==== Provided material
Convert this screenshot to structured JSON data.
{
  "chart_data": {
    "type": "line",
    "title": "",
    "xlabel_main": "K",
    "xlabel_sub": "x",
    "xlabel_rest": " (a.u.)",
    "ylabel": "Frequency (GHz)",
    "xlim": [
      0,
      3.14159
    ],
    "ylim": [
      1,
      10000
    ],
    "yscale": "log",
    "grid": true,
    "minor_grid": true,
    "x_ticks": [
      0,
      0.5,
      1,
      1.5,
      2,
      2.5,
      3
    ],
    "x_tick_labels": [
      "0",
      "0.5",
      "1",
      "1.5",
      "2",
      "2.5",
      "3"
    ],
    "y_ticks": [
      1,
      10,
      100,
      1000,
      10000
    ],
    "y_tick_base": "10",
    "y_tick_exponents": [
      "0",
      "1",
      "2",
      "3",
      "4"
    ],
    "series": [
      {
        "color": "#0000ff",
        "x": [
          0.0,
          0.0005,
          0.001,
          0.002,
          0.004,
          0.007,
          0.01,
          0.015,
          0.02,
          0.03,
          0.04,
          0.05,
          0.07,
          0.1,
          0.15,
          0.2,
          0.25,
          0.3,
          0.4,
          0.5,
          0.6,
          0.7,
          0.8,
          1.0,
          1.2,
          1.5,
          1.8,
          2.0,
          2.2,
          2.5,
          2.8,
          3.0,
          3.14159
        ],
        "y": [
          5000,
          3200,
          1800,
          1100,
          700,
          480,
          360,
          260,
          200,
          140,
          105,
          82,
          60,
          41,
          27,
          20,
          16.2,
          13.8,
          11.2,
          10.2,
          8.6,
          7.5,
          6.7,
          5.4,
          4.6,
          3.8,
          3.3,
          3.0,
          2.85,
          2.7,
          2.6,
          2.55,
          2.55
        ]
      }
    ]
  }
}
========
→ Your goal:
From the data above, extract every line in its exact form.

→ Solution to this exercise:
Convert this screenshot to structured JSON data.
{
  "chart_data": {
    "type": "line",
    "title": "",
    "xlabel_main": "K",
    "xlabel_sub": "x",
    "xlabel_rest": " (a.u.)",
    "ylabel": "Frequency (GHz)",
    "xlim": [
      0,
      3.14159
    ],
    "ylim": [
      1,
      10000
    ],
    "yscale": "log",
    "grid": true,
    "minor_grid": true,
    "x_ticks": [
      0,
      0.5,
      1,
      1.5,
      2,
      2.5,
      3
    ],
    "x_tick_labels": [
      "0",
      "0.5",
      "1",
      "1.5",
      "2",
      "2.5",
      "3"
    ],
    "y_ticks": [
      1,
      10,
      100,
      1000,
      10000
    ],
    "y_tick_base": "10",
    "y_tick_exponents": [
      "0",
      "1",
      "2",
      "3",
      "4"
    ],
    "series": [
      {
        "color": "#0000ff",
        "x": [
          0.0,
          0.0005,
          0.001,
          0.002,
          0.004,
          0.007,
          0.01,
          0.015,
          0.02,
          0.03,
          0.04,
          0.05,
          0.07,
          0.1,
          0.15,
          0.2,
          0.25,
          0.3,
          0.4,
          0.5,
          0.6,
          0.7,
          0.8,
          1.0,
          1.2,
          1.5,
          1.8,
          2.0,
          2.2,
          2.5,
          2.8,
          3.0,
          3.14159
        ],
        "y": [
          5000,
          3200,
          1800,
          1100,
          700,
          480,
          360,
          260,
          200,
          140,
          105,
          82,
          60,
          41,
          27,
          20,
          16.2,
          13.8,
          11.2,
          10.2,
          8.6,
          7.5,
          6.7,
          5.4,
          4.6,
          3.8,
          3.3,
          3.0,
          2.85,
          2.7,
          2.6,
          2.55,
          2.55
        ]
      }
    ]
  }
}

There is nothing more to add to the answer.